Material to process:
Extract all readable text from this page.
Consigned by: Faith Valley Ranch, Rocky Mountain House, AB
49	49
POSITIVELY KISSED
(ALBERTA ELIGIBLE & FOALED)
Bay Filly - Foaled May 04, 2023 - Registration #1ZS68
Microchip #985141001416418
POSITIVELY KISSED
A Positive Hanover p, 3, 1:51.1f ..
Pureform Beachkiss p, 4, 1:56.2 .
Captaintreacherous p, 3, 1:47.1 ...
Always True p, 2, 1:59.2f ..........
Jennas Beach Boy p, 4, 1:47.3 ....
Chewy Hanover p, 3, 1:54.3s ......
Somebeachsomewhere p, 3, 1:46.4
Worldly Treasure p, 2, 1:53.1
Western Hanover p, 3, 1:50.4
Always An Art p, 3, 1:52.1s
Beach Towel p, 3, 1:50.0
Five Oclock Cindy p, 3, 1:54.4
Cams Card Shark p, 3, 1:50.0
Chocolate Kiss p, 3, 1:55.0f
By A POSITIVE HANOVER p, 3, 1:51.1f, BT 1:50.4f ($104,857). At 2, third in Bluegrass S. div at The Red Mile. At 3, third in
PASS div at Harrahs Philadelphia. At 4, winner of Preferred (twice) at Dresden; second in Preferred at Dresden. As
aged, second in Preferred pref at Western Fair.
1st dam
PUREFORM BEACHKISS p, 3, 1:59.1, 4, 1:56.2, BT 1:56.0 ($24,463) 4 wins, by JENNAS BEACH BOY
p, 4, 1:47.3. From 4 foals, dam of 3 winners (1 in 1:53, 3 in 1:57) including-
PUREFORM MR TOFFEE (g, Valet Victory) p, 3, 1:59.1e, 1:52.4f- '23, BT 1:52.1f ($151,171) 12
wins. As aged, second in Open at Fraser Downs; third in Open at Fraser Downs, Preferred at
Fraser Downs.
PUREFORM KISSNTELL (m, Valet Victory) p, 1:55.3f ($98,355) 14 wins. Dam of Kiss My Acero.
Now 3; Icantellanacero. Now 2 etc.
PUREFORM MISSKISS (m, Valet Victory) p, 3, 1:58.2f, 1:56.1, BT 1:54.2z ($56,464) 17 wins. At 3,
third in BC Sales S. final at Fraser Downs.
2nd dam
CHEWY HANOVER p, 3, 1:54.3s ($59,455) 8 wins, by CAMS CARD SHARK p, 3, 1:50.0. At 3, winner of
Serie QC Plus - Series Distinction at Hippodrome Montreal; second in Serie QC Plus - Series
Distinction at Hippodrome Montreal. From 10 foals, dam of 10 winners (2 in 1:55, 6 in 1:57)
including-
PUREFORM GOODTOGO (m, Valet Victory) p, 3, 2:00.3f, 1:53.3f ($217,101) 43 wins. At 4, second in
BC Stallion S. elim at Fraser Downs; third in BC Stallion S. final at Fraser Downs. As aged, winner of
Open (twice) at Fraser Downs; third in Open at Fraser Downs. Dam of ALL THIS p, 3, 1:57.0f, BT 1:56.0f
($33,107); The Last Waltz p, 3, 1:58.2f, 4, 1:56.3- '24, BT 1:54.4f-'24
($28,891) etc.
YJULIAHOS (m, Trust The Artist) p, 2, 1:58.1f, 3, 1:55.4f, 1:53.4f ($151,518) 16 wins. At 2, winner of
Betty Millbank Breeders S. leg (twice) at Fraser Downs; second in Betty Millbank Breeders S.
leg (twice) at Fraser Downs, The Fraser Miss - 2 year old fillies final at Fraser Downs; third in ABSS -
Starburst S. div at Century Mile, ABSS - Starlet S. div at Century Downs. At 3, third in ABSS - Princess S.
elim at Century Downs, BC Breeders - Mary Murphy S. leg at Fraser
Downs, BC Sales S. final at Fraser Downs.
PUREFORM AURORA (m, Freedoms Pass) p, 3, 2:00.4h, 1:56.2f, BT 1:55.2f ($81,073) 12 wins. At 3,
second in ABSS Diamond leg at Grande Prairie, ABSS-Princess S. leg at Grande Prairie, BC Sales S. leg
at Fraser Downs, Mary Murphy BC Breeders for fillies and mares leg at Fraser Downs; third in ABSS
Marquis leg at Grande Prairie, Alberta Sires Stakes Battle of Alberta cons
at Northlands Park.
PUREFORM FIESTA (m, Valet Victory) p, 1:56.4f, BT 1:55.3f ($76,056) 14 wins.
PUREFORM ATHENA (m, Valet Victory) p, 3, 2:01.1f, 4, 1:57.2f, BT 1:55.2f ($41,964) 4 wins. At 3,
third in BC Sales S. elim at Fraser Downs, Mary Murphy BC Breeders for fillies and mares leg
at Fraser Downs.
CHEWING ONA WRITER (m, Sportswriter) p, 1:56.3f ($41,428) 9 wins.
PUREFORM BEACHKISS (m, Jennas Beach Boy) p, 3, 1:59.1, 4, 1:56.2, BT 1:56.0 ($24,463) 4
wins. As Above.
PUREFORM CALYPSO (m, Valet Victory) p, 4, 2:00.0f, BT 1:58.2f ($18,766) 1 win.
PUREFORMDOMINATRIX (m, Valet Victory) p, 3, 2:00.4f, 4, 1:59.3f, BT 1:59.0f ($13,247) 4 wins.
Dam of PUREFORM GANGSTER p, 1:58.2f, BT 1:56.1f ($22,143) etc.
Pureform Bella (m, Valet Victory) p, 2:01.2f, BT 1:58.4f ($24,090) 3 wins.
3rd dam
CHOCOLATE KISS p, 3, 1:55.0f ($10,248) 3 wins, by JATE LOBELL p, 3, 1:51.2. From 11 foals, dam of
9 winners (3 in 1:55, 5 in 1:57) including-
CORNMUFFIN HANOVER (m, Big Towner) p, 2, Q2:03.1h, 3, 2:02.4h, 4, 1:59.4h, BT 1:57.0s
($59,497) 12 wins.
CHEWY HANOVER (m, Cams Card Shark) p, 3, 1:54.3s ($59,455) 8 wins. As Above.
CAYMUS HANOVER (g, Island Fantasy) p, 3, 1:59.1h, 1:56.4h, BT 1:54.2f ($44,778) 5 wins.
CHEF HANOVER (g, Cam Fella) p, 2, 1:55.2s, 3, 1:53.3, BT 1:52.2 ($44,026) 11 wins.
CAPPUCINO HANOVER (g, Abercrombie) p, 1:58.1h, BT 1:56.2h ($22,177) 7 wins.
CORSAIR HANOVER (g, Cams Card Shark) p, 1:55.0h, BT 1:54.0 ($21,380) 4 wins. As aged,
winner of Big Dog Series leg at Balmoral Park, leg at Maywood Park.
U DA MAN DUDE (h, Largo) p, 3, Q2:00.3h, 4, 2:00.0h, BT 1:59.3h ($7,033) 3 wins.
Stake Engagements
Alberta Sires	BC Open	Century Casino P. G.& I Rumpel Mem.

Given problem:
Check each line of the entries above, and show every one holding the word "fillies".

Result of this task:
leg (twice) at Fraser Downs, The Fraser Miss - 2 year old fillies final at Fraser Downs; third in ABSS -
at Fraser Downs, Mary Murphy BC Breeders for fillies and mares leg at Fraser Downs; third in ABSS
third in BC Sales S. elim at Fraser Downs, Mary Murphy BC Breeders for fillies and mares leg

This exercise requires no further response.